■ PROBLEM REQUIREMENTS ■
Say only how many lines contain the word "задолженности".

Extracted data entries:

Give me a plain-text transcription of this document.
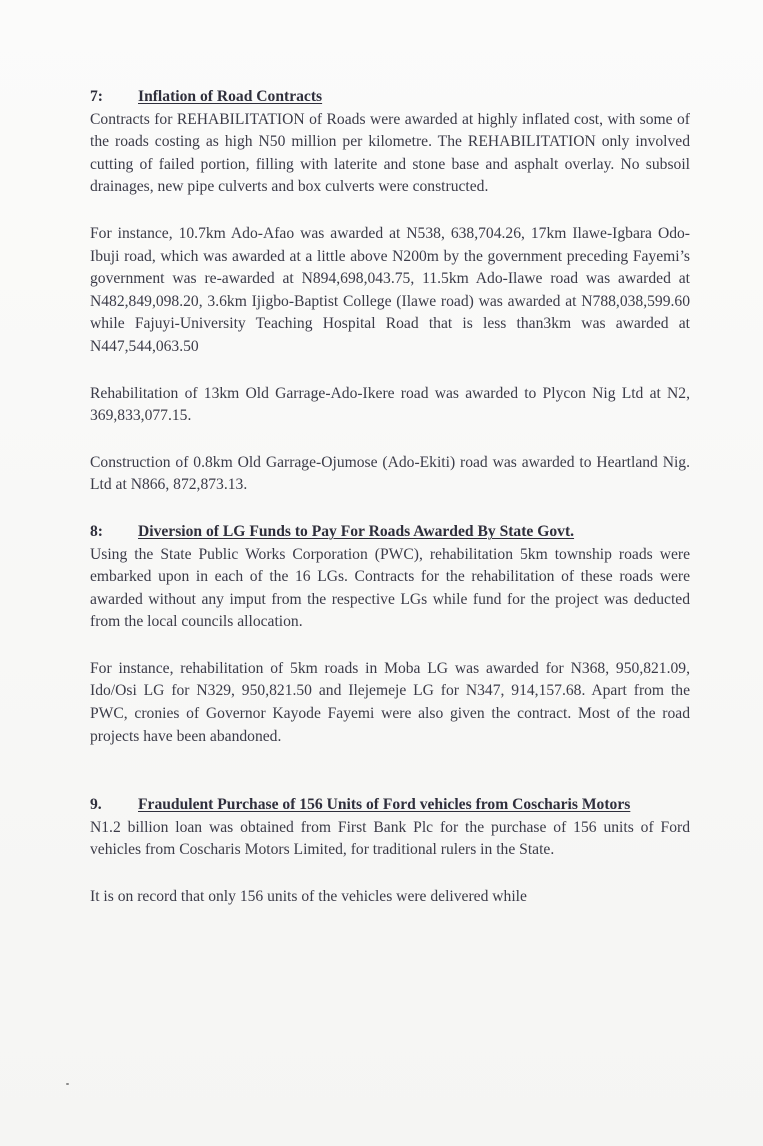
7: Inflation of Road Contracts

Contracts for REHABILITATION of Roads were awarded at highly inflated cost, with some of the roads costing as high N50 million per kilometre. The REHABILITATION only involved cutting of failed portion, filling with laterite and stone base and asphalt overlay. No subsoil drainages, new pipe culverts and box culverts were constructed.

For instance, 10.7km Ado-Afao was awarded at N538, 638,704.26, 17km Ilawe-Igbara Odo-Ibuji road, which was awarded at a little above N200m by the government preceding Fayemi’s government was re-awarded at N894,698,043.75, 11.5km Ado-Ilawe road was awarded at N482,849,098.20, 3.6km Ijigbo-Baptist College (Ilawe road) was awarded at N788,038,599.60 while Fajuyi-University Teaching Hospital Road that is less than3km was awarded at N447,544,063.50

Rehabilitation of 13km Old Garrage-Ado-Ikere road was awarded to Plycon Nig Ltd at N2, 369,833,077.15.

Construction of 0.8km Old Garrage-Ojumose (Ado-Ekiti) road was awarded to Heartland Nig. Ltd at N866, 872,873.13.

8: Diversion of LG Funds to Pay For Roads Awarded By State Govt.

Using the State Public Works Corporation (PWC), rehabilitation 5km township roads were embarked upon in each of the 16 LGs. Contracts for the rehabilitation of these roads were awarded without any imput from the respective LGs while fund for the project was deducted from the local councils allocation.

For instance, rehabilitation of 5km roads in Moba LG was awarded for N368, 950,821.09, Ido/Osi LG for N329, 950,821.50 and Ilejemeje LG for N347, 914,157.68. Apart from the PWC, cronies of Governor Kayode Fayemi were also given the contract. Most of the road projects have been abandoned.

9. Fraudulent Purchase of 156 Units of Ford vehicles from Coscharis Motors

N1.2 billion loan was obtained from First Bank Plc for the purchase of 156 units of Ford vehicles from Coscharis Motors Limited, for traditional rulers in the State.

It is on record that only 156 units of the vehicles were delivered while
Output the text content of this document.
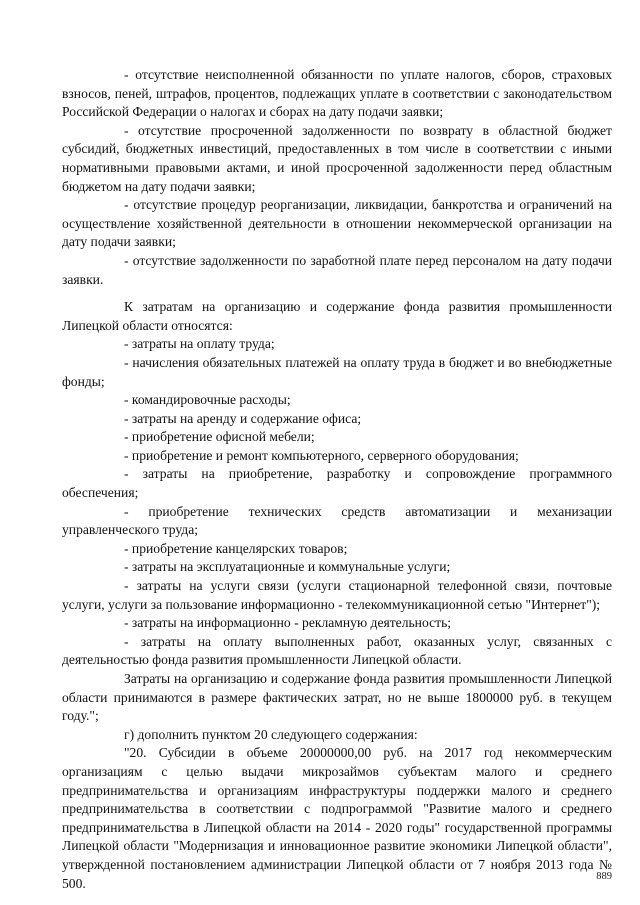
- отсутствие неисполненной обязанности по уплате налогов, сборов, страховых взносов, пеней, штрафов, процентов, подлежащих уплате в соответствии с законодательством Российской Федерации о налогах и сборах на дату подачи заявки;

- отсутствие просроченной задолженности по возврату в областной бюджет субсидий, бюджетных инвестиций, предоставленных в том числе в соответствии с иными нормативными правовыми актами, и иной просроченной задолженности перед областным бюджетом на дату подачи заявки;

- отсутствие процедур реорганизации, ликвидации, банкротства и ограничений на осуществление хозяйственной деятельности в отношении некоммерческой организации на дату подачи заявки;

- отсутствие задолженности по заработной плате перед персоналом на дату подачи заявки.

К затратам на организацию и содержание фонда развития промышленности Липецкой области относятся:

- затраты на оплату труда;

- начисления обязательных платежей на оплату труда в бюджет и во внебюджетные фонды;

- командировочные расходы;

- затраты на аренду и содержание офиса;

- приобретение офисной мебели;

- приобретение и ремонт компьютерного, серверного оборудования;

- затраты на приобретение, разработку и сопровождение программного обеспечения;

- приобретение технических средств автоматизации и механизации управленческого труда;

- приобретение канцелярских товаров;

- затраты на эксплуатационные и коммунальные услуги;

- затраты на услуги связи (услуги стационарной телефонной связи, почтовые услуги, услуги за пользование информационно - телекоммуникационной сетью "Интернет");

- затраты на информационно - рекламную деятельность;

- затраты на оплату выполненных работ, оказанных услуг, связанных с деятельностью фонда развития промышленности Липецкой области.

Затраты на организацию и содержание фонда развития промышленности Липецкой области принимаются в размере фактических затрат, но не выше 1800000 руб. в текущем году.";

г) дополнить пунктом 20 следующего содержания:

"20. Субсидии в объеме 20000000,00 руб. на 2017 год некоммерческим организациям с целью выдачи микрозаймов субъектам малого и среднего предпринимательства и организациям инфраструктуры поддержки малого и среднего предпринимательства в соответствии с подпрограммой "Развитие малого и среднего предпринимательства в Липецкой области на 2014 - 2020 годы" государственной программы Липецкой области "Модернизация и инновационное развитие экономики Липецкой области", утвержденной постановлением администрации Липецкой области от 7 ноября 2013 года № 500.	889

■ RESULT OF THIS TASK ■
2